_Texte étudié_.
━━━━━━━━━━

26 avril 2018 (11)

Je n'en aurai jamais fini de déforester mes certitudes. Celles qui sont venues prendre racine en lieu et place des précédentes. Celles qui finiront avalées par un réel nouveau dont les jours sont comptés.
Je prends aujourd'hui le pari de la ringardisation de mes nouvelles découvertes, censées apporter un éclairage révolutionnaire sur l'écran de mes pensées. Un jour viendra.
J'accepte les roues qui tournent et les chemins infinis, les balles neuves et les pages blanches, les souvenirs flétris et les croyances new-look. Dans le tourbillon de la vie, dit la chanson.

Demain jaunira. Et le savoir, c'est le goûter plus que le perdre. Question d'état d'esprit.

━━━━━━━━━━

_Travail demandé_.
**a)** Recopiez le passage du texte étudié qui commence par les mots « Je n'en aurai » et s'achève sur « dit la chanson. ».
**b)** Quelles paroles le texte étudié attribue-t-il à la chanson ?

_Données fournies_.
━━━━━━━━━━

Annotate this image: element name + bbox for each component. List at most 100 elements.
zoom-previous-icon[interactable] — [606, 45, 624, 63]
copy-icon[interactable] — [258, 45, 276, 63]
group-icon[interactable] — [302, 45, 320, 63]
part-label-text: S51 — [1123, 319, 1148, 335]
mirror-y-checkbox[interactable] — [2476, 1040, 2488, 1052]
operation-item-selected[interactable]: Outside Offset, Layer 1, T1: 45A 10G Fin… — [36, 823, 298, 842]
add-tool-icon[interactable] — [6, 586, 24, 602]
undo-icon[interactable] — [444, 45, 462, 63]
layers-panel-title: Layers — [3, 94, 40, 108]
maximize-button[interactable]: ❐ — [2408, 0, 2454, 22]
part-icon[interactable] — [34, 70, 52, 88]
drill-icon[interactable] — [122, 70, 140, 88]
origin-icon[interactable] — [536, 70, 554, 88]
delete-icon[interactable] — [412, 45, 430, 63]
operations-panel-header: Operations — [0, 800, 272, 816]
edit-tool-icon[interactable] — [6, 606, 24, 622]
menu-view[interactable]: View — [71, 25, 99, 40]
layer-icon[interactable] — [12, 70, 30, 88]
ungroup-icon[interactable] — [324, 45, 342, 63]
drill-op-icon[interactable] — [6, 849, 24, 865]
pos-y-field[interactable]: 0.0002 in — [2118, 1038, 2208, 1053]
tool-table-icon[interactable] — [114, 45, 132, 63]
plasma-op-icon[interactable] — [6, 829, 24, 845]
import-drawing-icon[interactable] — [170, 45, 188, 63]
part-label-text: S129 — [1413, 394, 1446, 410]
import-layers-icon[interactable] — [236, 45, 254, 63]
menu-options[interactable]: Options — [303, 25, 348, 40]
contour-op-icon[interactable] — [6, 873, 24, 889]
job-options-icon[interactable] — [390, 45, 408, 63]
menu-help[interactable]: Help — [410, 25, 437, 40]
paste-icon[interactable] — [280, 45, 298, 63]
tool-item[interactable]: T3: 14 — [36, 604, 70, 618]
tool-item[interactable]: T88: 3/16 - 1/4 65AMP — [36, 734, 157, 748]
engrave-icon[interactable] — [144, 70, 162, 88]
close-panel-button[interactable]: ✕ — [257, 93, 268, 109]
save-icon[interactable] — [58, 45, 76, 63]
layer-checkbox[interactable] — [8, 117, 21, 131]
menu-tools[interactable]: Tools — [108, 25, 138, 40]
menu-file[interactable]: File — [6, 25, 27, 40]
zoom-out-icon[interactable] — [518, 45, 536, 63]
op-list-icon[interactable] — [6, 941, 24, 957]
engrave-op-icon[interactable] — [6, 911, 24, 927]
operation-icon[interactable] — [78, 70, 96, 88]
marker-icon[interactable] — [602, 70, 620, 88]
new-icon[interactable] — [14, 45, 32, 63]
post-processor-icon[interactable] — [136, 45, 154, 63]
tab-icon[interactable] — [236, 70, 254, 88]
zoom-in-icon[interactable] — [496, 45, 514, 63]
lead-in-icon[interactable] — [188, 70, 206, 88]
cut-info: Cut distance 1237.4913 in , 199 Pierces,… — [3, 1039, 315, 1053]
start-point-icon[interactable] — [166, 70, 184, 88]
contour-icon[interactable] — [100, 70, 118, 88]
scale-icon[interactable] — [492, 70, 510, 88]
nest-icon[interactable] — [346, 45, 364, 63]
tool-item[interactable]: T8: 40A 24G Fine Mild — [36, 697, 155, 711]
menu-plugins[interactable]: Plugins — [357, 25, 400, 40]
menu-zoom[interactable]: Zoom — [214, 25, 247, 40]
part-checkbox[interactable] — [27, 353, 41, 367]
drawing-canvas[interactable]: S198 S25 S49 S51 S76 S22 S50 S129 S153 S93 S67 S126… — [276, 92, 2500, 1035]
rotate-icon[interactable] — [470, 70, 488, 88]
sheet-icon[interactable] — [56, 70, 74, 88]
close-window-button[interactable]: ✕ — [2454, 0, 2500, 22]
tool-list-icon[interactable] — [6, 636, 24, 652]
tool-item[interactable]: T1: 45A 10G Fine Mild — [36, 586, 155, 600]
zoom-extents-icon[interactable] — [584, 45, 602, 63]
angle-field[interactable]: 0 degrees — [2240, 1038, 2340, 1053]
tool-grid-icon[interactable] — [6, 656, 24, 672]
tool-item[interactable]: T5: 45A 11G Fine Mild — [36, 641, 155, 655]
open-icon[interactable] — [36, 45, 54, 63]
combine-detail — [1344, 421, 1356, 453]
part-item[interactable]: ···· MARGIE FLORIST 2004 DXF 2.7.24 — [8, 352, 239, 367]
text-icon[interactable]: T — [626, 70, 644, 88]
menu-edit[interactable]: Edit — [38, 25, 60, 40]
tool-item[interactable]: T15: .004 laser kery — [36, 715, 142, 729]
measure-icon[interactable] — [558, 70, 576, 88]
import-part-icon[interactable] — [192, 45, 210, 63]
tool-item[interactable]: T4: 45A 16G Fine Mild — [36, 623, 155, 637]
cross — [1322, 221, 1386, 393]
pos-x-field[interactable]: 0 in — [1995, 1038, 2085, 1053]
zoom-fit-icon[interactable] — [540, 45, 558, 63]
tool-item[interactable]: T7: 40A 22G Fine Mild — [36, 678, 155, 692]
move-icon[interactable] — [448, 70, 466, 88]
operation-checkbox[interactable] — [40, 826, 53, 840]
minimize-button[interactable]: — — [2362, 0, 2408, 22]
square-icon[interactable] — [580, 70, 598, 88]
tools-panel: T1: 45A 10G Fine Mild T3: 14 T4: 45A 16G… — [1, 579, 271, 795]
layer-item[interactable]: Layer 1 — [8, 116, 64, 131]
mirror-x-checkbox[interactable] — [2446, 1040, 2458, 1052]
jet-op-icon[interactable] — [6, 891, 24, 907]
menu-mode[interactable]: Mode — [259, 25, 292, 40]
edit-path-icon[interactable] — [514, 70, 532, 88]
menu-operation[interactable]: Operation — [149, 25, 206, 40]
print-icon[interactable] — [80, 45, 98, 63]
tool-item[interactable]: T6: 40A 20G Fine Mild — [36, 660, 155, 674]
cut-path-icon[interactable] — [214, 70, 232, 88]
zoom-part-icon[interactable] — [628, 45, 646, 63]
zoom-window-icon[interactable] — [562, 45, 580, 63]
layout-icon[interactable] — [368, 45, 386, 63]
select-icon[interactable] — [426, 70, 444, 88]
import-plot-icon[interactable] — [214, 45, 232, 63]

━━━━━━━━━━

_Corrigé_.
**a)**
Je n'en aurai jamais fini de déforester mes certitudes. Celles qui sont venues prendre racine en lieu et place des précédentes. Celles qui finiront avalées par un réel nouveau dont les jours sont comptés.
Je prends aujourd'hui le pari de la ringardisation de mes nouvelles découvertes, censées apporter un éclairage révolutionnaire sur l'écran de mes pensées. Un jour viendra.
J'accepte les roues qui tournent et les chemins infinis, les balles neuves et les pages blanches, les souvenirs flétris et les croyances new-look. Dans le tourbillon de la vie, dit la chanson.

**b)** « Dans le tourbillon de la vie »